Start of Block

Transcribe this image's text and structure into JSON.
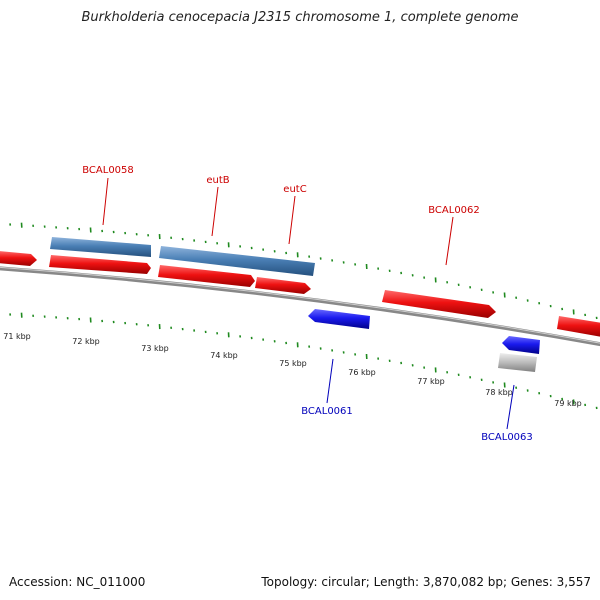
{
  "title": "Burkholderia cenocepacia J2315 chromosome 1, complete genome",
  "footer": {
    "accession": "Accession: NC_011000",
    "summary": "Topology: circular; Length: 3,870,082 bp; Genes: 3,557"
  },
  "colors": {
    "forward_cds": "#ee1111",
    "reverse_cds": "#1a1aee",
    "gene_span": "#4a7fb5",
    "pseudo": "#bbbbbb",
    "backbone": "#888888",
    "ticks": "#1f8a1f",
    "forward_label": "#cc0000",
    "reverse_label": "#0000bb",
    "scale_label": "#222222"
  },
  "scale_labels": [
    "71 kbp",
    "72 kbp",
    "73 kbp",
    "74 kbp",
    "75 kbp",
    "76 kbp",
    "77 kbp",
    "78 kbp",
    "79 kbp"
  ],
  "features": {
    "forward_labels": [
      "BCAL0058",
      "eutB",
      "eutC",
      "BCAL0062"
    ],
    "reverse_labels": [
      "BCAL0061",
      "BCAL0063"
    ]
  }
}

End of Block

Each entry is to be given again exactly as it stands, with its pictures removed.

Transcribe this image's text and structure into JSON.
{
  "title": "Burkholderia cenocepacia J2315 chromosome 1, complete genome",
  "footer": {
    "accession": "Accession: NC_011000",
    "summary": "Topology: circular; Length: 3,870,082 bp; Genes: 3,557"
  },
  "colors": {
    "forward_cds": "#ee1111",
    "reverse_cds": "#1a1aee",
    "gene_span": "#4a7fb5",
    "pseudo": "#bbbbbb",
    "backbone": "#888888",
    "ticks": "#1f8a1f",
    "forward_label": "#cc0000",
    "reverse_label": "#0000bb",
    "scale_label": "#222222"
  },
  "scale_labels": [
    "71 kbp",
    "72 kbp",
    "73 kbp",
    "74 kbp",
    "75 kbp",
    "76 kbp",
    "77 kbp",
    "78 kbp",
    "79 kbp"
  ],
  "features": {
    "forward_labels": [
      "BCAL0058",
      "eutB",
      "eutC",
      "BCAL0062"
    ],
    "reverse_labels": [
      "BCAL0061",
      "BCAL0063"
    ]
  }
}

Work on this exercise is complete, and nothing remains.